### What the task asks
Reproduce every entry exactly and leave its pictures out.

### Entries shown
—————
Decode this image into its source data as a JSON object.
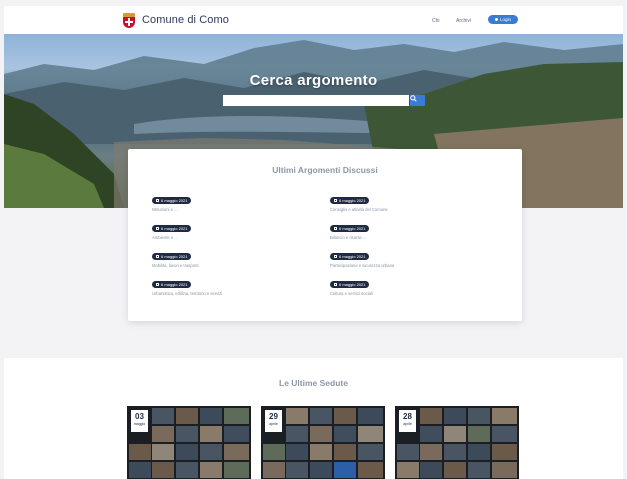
{
  "header": {
    "brand_name": "Comune di Como",
    "nav": [
      "Chi",
      "Archivi"
    ],
    "login_label": "Login"
  },
  "hero": {
    "title": "Cerca argomento",
    "search_placeholder": ""
  },
  "topics": {
    "title": "Ultimi Argomenti Discussi",
    "items": [
      {
        "date": "6 maggio 2021",
        "text": "Istituzioni e ..."
      },
      {
        "date": "6 maggio 2021",
        "text": "Consiglio e attività del Comune"
      },
      {
        "date": "6 maggio 2021",
        "text": "Ambiente e ..."
      },
      {
        "date": "6 maggio 2021",
        "text": "Bilancio e risorse ..."
      },
      {
        "date": "6 maggio 2021",
        "text": "Mobilità, lavori e trasporti"
      },
      {
        "date": "6 maggio 2021",
        "text": "Partecipazione e sicurezza urbana"
      },
      {
        "date": "6 maggio 2021",
        "text": "Urbanistica, edilizia, territorio e servizi"
      },
      {
        "date": "6 maggio 2021",
        "text": "Cultura e servizi sociali"
      }
    ]
  },
  "sessions": {
    "title": "Le Ultime Sedute",
    "items": [
      {
        "day": "03",
        "month": "maggio"
      },
      {
        "day": "29",
        "month": "aprile"
      },
      {
        "day": "28",
        "month": "aprile"
      }
    ]
  },
  "colors": {
    "accent": "#3a7bd5",
    "badge": "#1f2a44",
    "brand_red": "#c8102e"
  }
}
—————
### Solution below
Decode this image into its source data as a JSON object.
{
  "header": {
    "brand_name": "Comune di Como",
    "nav": [
      "Chi",
      "Archivi"
    ],
    "login_label": "Login"
  },
  "hero": {
    "title": "Cerca argomento",
    "search_placeholder": ""
  },
  "topics": {
    "title": "Ultimi Argomenti Discussi",
    "items": [
      {
        "date": "6 maggio 2021",
        "text": "Istituzioni e ..."
      },
      {
        "date": "6 maggio 2021",
        "text": "Consiglio e attività del Comune"
      },
      {
        "date": "6 maggio 2021",
        "text": "Ambiente e ..."
      },
      {
        "date": "6 maggio 2021",
        "text": "Bilancio e risorse ..."
      },
      {
        "date": "6 maggio 2021",
        "text": "Mobilità, lavori e trasporti"
      },
      {
        "date": "6 maggio 2021",
        "text": "Partecipazione e sicurezza urbana"
      },
      {
        "date": "6 maggio 2021",
        "text": "Urbanistica, edilizia, territorio e servizi"
      },
      {
        "date": "6 maggio 2021",
        "text": "Cultura e servizi sociali"
      }
    ]
  },
  "sessions": {
    "title": "Le Ultime Sedute",
    "items": [
      {
        "day": "03",
        "month": "maggio"
      },
      {
        "day": "29",
        "month": "aprile"
      },
      {
        "day": "28",
        "month": "aprile"
      }
    ]
  },
  "colors": {
    "accent": "#3a7bd5",
    "badge": "#1f2a44",
    "brand_red": "#c8102e"
  }
}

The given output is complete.